** Extract to read **
************
}

Saturday, May 31, 2025

A change of clowns

New Zealand’s 3-ring circus government had a major change today when the leader of the hard-rightwing Act Party, David Seymour, became Deputy Prime Minister (aka “DPM”), replacing Winston Peters, leader of the rightwing populist New Zealand First Party (Peters will remain Foreign Minister). On the surface, its not a big deal at all, but it may prove to be one for entirely partisan political reasons.

The job-share Deputy Prime Minister position (a description of the job that both Seymour and Peters loathe, which is ironic since they both say disparaging things about opponents that are far, far worse) was part of the two parties’ coalition agreement with the right-of-centre National Party, headed by current Prime Minister Chris Luxon. The role of Deputy Prime Minister exists so that someone is “in charge” when the Prime Minister is out of the country, at which time the DPM becomes acting prime minister. Because there were times over the past 18 months when both Luxon and Peters were out of the country, Seymour has been the acting PM a couple before. And that’s where the unimportance ends.

By taking the first half of the job-share role, Winston is free to start campaigning for next year’s General Election. He has never won re-election after serving in Government, but he clearly hopes that this will give him the distance to run against the very government he was part of. Interesting ploy from the wily Winston, but it’s by no means certain it’ll work. The election of "change” was 2023, and 2026 will be largely a reaction to the past three years of this Government.

I wrote about this circus arrangement back in 2023, and in that post I quoted TVNZ journalist John Campbell making the same point about Winston’s motivation for being DPM first. Today, 1News published a new piece about his interviews with Winston and David about the job-share change, and Winston confirmed the reason he went first. So… not so secret then. Clearly.
************
** Entries **
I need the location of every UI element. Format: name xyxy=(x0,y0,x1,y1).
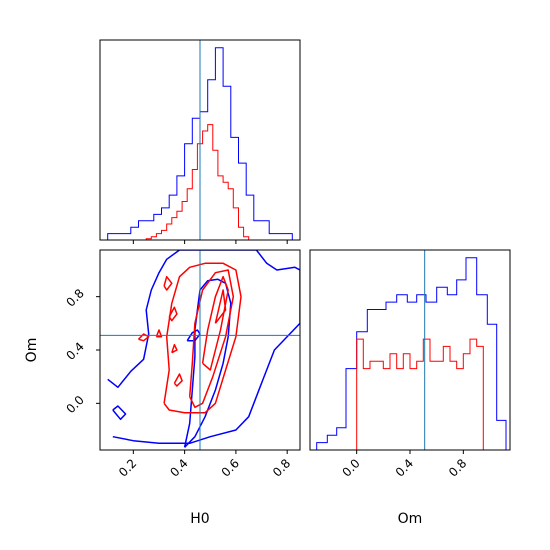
om-hist-tick-label: 0.0 xyxy=(339,456,362,479)
contour-x-tick-label: 0.6 xyxy=(219,456,242,479)
contour-y-tick-label: 0.8 xyxy=(63,286,86,309)
contour-series-b xyxy=(201,275,229,371)
om-hist-frame xyxy=(309,249,511,451)
h0-hist-frame xyxy=(99,39,301,241)
contour-series-a xyxy=(112,405,127,421)
contour-y-tick-label: 0.0 xyxy=(63,393,86,416)
contour-x-tick-label: 0.2 xyxy=(116,456,139,479)
x-axis-label-h0: H0 xyxy=(190,511,209,527)
om-histogram-panel: 0.0 0.4 0.8 xyxy=(309,249,511,480)
x-axis-label-om: Om xyxy=(398,511,423,527)
contour-clip-group xyxy=(107,250,300,448)
h0-histogram-panel xyxy=(99,39,301,244)
om-hist-series-b xyxy=(356,338,490,451)
contour-series-b xyxy=(155,329,163,338)
contour-series-b xyxy=(163,275,173,291)
contour-series-a xyxy=(107,250,300,445)
contour-series-b xyxy=(173,373,183,387)
contour-x-tick-label: 0.4 xyxy=(167,456,190,479)
y-axis-label-om: Om xyxy=(24,338,40,363)
contour-y-tick-label: 0.4 xyxy=(63,339,86,362)
h0-om-contour-panel: 0.2 0.4 0.6 0.8 0.0 0.4 0.8 xyxy=(63,249,301,480)
om-hist-tick-label: 0.8 xyxy=(446,456,469,479)
contour-series-b xyxy=(171,343,178,354)
contour-x-tick-label: 0.8 xyxy=(270,456,293,479)
contour-series-a xyxy=(183,278,232,448)
om-hist-series-a xyxy=(316,257,507,450)
om-hist-tick-label: 0.4 xyxy=(393,456,416,479)
h0-hist-series-b xyxy=(145,124,250,240)
contour-series-b xyxy=(188,269,235,409)
contour-series-b xyxy=(214,289,227,324)
contour-series-b xyxy=(168,306,178,322)
contour-series-b xyxy=(163,262,242,414)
************
** What you have to do **
Name every person the post on New Zealand's Deputy Prime Minister change mentions by name.

** Solution for this task **
David Seymour, Winston Peters, Chris Luxon, John Campbell